**Problem to work on**
Write out the records below word for word, please.

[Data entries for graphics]
........

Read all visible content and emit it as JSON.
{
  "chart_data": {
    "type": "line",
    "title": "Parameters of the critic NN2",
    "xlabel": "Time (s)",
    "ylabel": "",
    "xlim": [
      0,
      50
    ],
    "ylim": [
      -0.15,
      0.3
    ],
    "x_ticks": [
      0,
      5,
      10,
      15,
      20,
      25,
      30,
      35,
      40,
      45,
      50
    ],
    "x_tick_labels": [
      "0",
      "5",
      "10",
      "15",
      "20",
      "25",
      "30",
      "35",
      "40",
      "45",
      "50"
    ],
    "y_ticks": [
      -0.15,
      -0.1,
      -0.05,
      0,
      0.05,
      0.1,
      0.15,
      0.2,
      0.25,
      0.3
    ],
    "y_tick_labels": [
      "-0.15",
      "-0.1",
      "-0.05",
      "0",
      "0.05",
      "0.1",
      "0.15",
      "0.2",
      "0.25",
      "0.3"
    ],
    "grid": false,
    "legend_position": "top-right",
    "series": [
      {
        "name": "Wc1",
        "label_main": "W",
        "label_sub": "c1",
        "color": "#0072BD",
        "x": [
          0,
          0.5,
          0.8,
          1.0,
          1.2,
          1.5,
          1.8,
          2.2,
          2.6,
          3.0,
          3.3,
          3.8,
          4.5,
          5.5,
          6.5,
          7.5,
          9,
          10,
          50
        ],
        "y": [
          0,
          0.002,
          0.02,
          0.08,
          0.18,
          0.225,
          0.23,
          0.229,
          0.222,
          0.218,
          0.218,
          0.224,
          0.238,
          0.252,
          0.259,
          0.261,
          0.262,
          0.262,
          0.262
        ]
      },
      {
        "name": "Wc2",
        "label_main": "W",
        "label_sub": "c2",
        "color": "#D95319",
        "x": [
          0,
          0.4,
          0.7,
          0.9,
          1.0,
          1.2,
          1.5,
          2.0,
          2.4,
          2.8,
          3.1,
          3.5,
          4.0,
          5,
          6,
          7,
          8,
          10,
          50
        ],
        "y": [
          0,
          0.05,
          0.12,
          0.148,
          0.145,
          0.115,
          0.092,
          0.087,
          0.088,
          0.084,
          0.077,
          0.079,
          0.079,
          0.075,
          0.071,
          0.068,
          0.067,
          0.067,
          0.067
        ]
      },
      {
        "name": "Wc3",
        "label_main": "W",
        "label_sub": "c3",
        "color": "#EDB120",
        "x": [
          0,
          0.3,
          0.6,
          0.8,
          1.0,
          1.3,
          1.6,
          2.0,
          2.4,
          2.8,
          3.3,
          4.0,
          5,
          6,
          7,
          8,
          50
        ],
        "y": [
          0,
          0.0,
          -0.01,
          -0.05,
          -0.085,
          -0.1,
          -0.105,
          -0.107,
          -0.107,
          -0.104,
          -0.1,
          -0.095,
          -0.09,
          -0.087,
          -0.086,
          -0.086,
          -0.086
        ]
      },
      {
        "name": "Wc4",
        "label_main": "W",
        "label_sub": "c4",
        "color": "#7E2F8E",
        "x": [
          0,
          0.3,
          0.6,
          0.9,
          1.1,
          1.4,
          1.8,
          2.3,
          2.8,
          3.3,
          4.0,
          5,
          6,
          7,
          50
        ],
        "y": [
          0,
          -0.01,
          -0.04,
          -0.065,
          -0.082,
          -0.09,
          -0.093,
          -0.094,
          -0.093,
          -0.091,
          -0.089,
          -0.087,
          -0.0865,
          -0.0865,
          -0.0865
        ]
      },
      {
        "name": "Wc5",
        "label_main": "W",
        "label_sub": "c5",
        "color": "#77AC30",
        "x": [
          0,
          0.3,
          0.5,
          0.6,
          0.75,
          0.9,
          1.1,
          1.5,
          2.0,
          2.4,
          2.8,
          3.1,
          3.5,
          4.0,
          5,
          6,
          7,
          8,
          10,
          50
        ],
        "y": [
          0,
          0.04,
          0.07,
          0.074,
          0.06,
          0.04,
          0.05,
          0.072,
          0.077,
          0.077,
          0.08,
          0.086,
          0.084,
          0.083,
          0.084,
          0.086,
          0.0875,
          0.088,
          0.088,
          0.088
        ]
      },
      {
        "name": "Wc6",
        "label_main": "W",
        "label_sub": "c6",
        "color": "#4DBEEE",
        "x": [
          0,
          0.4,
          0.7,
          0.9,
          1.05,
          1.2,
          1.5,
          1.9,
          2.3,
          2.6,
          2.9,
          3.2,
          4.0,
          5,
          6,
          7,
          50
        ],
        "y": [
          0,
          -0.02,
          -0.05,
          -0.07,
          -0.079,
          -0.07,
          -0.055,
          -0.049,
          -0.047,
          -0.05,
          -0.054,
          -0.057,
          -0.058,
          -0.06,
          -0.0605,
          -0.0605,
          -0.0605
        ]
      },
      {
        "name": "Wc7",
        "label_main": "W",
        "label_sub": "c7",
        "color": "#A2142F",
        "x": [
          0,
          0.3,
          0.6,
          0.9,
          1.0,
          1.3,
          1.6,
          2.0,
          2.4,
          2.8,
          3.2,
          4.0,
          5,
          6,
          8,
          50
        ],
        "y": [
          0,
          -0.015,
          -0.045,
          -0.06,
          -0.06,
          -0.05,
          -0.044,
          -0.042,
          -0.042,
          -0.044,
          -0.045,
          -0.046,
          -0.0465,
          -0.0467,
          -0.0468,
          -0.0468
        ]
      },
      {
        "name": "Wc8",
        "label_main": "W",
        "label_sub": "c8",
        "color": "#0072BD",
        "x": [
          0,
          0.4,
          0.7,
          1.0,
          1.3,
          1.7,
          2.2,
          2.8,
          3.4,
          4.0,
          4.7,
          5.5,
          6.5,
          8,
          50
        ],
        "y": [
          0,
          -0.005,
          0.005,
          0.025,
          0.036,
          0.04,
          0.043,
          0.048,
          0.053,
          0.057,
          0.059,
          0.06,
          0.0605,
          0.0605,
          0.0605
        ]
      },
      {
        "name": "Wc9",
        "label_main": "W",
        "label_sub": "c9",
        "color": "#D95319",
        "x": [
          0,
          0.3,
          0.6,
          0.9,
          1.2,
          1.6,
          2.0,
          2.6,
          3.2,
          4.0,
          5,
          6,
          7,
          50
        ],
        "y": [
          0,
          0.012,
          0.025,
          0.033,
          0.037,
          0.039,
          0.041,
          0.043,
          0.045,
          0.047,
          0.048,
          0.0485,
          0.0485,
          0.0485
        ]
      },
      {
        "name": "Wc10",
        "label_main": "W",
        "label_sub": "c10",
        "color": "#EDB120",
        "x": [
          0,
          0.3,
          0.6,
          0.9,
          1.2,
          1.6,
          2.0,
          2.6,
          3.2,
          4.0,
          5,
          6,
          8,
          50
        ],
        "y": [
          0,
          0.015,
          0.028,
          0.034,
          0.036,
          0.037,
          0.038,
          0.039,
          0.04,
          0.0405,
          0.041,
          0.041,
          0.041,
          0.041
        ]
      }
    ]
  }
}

........

**Correct response**
Read all visible content and emit it as JSON.
{
  "chart_data": {
    "type": "line",
    "title": "Parameters of the critic NN2",
    "xlabel": "Time (s)",
    "ylabel": "",
    "xlim": [
      0,
      50
    ],
    "ylim": [
      -0.15,
      0.3
    ],
    "x_ticks": [
      0,
      5,
      10,
      15,
      20,
      25,
      30,
      35,
      40,
      45,
      50
    ],
    "x_tick_labels": [
      "0",
      "5",
      "10",
      "15",
      "20",
      "25",
      "30",
      "35",
      "40",
      "45",
      "50"
    ],
    "y_ticks": [
      -0.15,
      -0.1,
      -0.05,
      0,
      0.05,
      0.1,
      0.15,
      0.2,
      0.25,
      0.3
    ],
    "y_tick_labels": [
      "-0.15",
      "-0.1",
      "-0.05",
      "0",
      "0.05",
      "0.1",
      "0.15",
      "0.2",
      "0.25",
      "0.3"
    ],
    "grid": false,
    "legend_position": "top-right",
    "series": [
      {
        "name": "Wc1",
        "label_main": "W",
        "label_sub": "c1",
        "color": "#0072BD",
        "x": [
          0,
          0.5,
          0.8,
          1.0,
          1.2,
          1.5,
          1.8,
          2.2,
          2.6,
          3.0,
          3.3,
          3.8,
          4.5,
          5.5,
          6.5,
          7.5,
          9,
          10,
          50
        ],
        "y": [
          0,
          0.002,
          0.02,
          0.08,
          0.18,
          0.225,
          0.23,
          0.229,
          0.222,
          0.218,
          0.218,
          0.224,
          0.238,
          0.252,
          0.259,
          0.261,
          0.262,
          0.262,
          0.262
        ]
      },
      {
        "name": "Wc2",
        "label_main": "W",
        "label_sub": "c2",
        "color": "#D95319",
        "x": [
          0,
          0.4,
          0.7,
          0.9,
          1.0,
          1.2,
          1.5,
          2.0,
          2.4,
          2.8,
          3.1,
          3.5,
          4.0,
          5,
          6,
          7,
          8,
          10,
          50
        ],
        "y": [
          0,
          0.05,
          0.12,
          0.148,
          0.145,
          0.115,
          0.092,
          0.087,
          0.088,
          0.084,
          0.077,
          0.079,
          0.079,
          0.075,
          0.071,
          0.068,
          0.067,
          0.067,
          0.067
        ]
      },
      {
        "name": "Wc3",
        "label_main": "W",
        "label_sub": "c3",
        "color": "#EDB120",
        "x": [
          0,
          0.3,
          0.6,
          0.8,
          1.0,
          1.3,
          1.6,
          2.0,
          2.4,
          2.8,
          3.3,
          4.0,
          5,
          6,
          7,
          8,
          50
        ],
        "y": [
          0,
          0.0,
          -0.01,
          -0.05,
          -0.085,
          -0.1,
          -0.105,
          -0.107,
          -0.107,
          -0.104,
          -0.1,
          -0.095,
          -0.09,
          -0.087,
          -0.086,
          -0.086,
          -0.086
        ]
      },
      {
        "name": "Wc4",
        "label_main": "W",
        "label_sub": "c4",
        "color": "#7E2F8E",
        "x": [
          0,
          0.3,
          0.6,
          0.9,
          1.1,
          1.4,
          1.8,
          2.3,
          2.8,
          3.3,
          4.0,
          5,
          6,
          7,
          50
        ],
        "y": [
          0,
          -0.01,
          -0.04,
          -0.065,
          -0.082,
          -0.09,
          -0.093,
          -0.094,
          -0.093,
          -0.091,
          -0.089,
          -0.087,
          -0.0865,
          -0.0865,
          -0.0865
        ]
      },
      {
        "name": "Wc5",
        "label_main": "W",
        "label_sub": "c5",
        "color": "#77AC30",
        "x": [
          0,
          0.3,
          0.5,
          0.6,
          0.75,
          0.9,
          1.1,
          1.5,
          2.0,
          2.4,
          2.8,
          3.1,
          3.5,
          4.0,
          5,
          6,
          7,
          8,
          10,
          50
        ],
        "y": [
          0,
          0.04,
          0.07,
          0.074,
          0.06,
          0.04,
          0.05,
          0.072,
          0.077,
          0.077,
          0.08,
          0.086,
          0.084,
          0.083,
          0.084,
          0.086,
          0.0875,
          0.088,
          0.088,
          0.088
        ]
      },
      {
        "name": "Wc6",
        "label_main": "W",
        "label_sub": "c6",
        "color": "#4DBEEE",
        "x": [
          0,
          0.4,
          0.7,
          0.9,
          1.05,
          1.2,
          1.5,
          1.9,
          2.3,
          2.6,
          2.9,
          3.2,
          4.0,
          5,
          6,
          7,
          50
        ],
        "y": [
          0,
          -0.02,
          -0.05,
          -0.07,
          -0.079,
          -0.07,
          -0.055,
          -0.049,
          -0.047,
          -0.05,
          -0.054,
          -0.057,
          -0.058,
          -0.06,
          -0.0605,
          -0.0605,
          -0.0605
        ]
      },
      {
        "name": "Wc7",
        "label_main": "W",
        "label_sub": "c7",
        "color": "#A2142F",
        "x": [
          0,
          0.3,
          0.6,
          0.9,
          1.0,
          1.3,
          1.6,
          2.0,
          2.4,
          2.8,
          3.2,
          4.0,
          5,
          6,
          8,
          50
        ],
        "y": [
          0,
          -0.015,
          -0.045,
          -0.06,
          -0.06,
          -0.05,
          -0.044,
          -0.042,
          -0.042,
          -0.044,
          -0.045,
          -0.046,
          -0.0465,
          -0.0467,
          -0.0468,
          -0.0468
        ]
      },
      {
        "name": "Wc8",
        "label_main": "W",
        "label_sub": "c8",
        "color": "#0072BD",
        "x": [
          0,
          0.4,
          0.7,
          1.0,
          1.3,
          1.7,
          2.2,
          2.8,
          3.4,
          4.0,
          4.7,
          5.5,
          6.5,
          8,
          50
        ],
        "y": [
          0,
          -0.005,
          0.005,
          0.025,
          0.036,
          0.04,
          0.043,
          0.048,
          0.053,
          0.057,
          0.059,
          0.06,
          0.0605,
          0.0605,
          0.0605
        ]
      },
      {
        "name": "Wc9",
        "label_main": "W",
        "label_sub": "c9",
        "color": "#D95319",
        "x": [
          0,
          0.3,
          0.6,
          0.9,
          1.2,
          1.6,
          2.0,
          2.6,
          3.2,
          4.0,
          5,
          6,
          7,
          50
        ],
        "y": [
          0,
          0.012,
          0.025,
          0.033,
          0.037,
          0.039,
          0.041,
          0.043,
          0.045,
          0.047,
          0.048,
          0.0485,
          0.0485,
          0.0485
        ]
      },
      {
        "name": "Wc10",
        "label_main": "W",
        "label_sub": "c10",
        "color": "#EDB120",
        "x": [
          0,
          0.3,
          0.6,
          0.9,
          1.2,
          1.6,
          2.0,
          2.6,
          3.2,
          4.0,
          5,
          6,
          8,
          50
        ],
        "y": [
          0,
          0.015,
          0.028,
          0.034,
          0.036,
          0.037,
          0.038,
          0.039,
          0.04,
          0.0405,
          0.041,
          0.041,
          0.041,
          0.041
        ]
      }
    ]
  }
}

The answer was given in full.